(Stored data)
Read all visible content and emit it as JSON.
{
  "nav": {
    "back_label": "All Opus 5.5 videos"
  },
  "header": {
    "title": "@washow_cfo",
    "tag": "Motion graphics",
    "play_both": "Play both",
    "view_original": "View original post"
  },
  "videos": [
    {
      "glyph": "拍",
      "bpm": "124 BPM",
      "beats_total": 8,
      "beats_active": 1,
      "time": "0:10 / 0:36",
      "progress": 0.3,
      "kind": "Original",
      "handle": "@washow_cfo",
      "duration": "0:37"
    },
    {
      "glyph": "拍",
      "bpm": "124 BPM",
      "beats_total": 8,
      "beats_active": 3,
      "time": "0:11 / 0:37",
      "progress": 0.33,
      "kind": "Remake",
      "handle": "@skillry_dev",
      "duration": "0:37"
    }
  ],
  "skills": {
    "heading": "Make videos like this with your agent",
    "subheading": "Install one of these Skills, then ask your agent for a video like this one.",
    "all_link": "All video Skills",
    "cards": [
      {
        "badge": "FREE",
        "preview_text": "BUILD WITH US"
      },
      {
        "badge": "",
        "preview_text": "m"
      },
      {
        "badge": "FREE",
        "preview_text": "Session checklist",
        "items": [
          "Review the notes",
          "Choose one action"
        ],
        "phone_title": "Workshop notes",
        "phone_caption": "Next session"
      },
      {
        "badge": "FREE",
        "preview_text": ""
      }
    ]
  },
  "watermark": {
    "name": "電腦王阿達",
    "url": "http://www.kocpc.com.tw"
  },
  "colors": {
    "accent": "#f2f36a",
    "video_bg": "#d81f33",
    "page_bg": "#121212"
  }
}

* _Aim_: Each line of the material should be echoed exactly.

* _The completed task_:
Read all visible content and emit it as JSON.
{
  "nav": {
    "back_label": "All Opus 5.5 videos"
  },
  "header": {
    "title": "@washow_cfo",
    "tag": "Motion graphics",
    "play_both": "Play both",
    "view_original": "View original post"
  },
  "videos": [
    {
      "glyph": "拍",
      "bpm": "124 BPM",
      "beats_total": 8,
      "beats_active": 1,
      "time": "0:10 / 0:36",
      "progress": 0.3,
      "kind": "Original",
      "handle": "@washow_cfo",
      "duration": "0:37"
    },
    {
      "glyph": "拍",
      "bpm": "124 BPM",
      "beats_total": 8,
      "beats_active": 3,
      "time": "0:11 / 0:37",
      "progress": 0.33,
      "kind": "Remake",
      "handle": "@skillry_dev",
      "duration": "0:37"
    }
  ],
  "skills": {
    "heading": "Make videos like this with your agent",
    "subheading": "Install one of these Skills, then ask your agent for a video like this one.",
    "all_link": "All video Skills",
    "cards": [
      {
        "badge": "FREE",
        "preview_text": "BUILD WITH US"
      },
      {
        "badge": "",
        "preview_text": "m"
      },
      {
        "badge": "FREE",
        "preview_text": "Session checklist",
        "items": [
          "Review the notes",
          "Choose one action"
        ],
        "phone_title": "Workshop notes",
        "phone_caption": "Next session"
      },
      {
        "badge": "FREE",
        "preview_text": ""
      }
    ]
  },
  "watermark": {
    "name": "電腦王阿達",
    "url": "http://www.kocpc.com.tw"
  },
  "colors": {
    "accent": "#f2f36a",
    "video_bg": "#d81f33",
    "page_bg": "#121212"
  }
}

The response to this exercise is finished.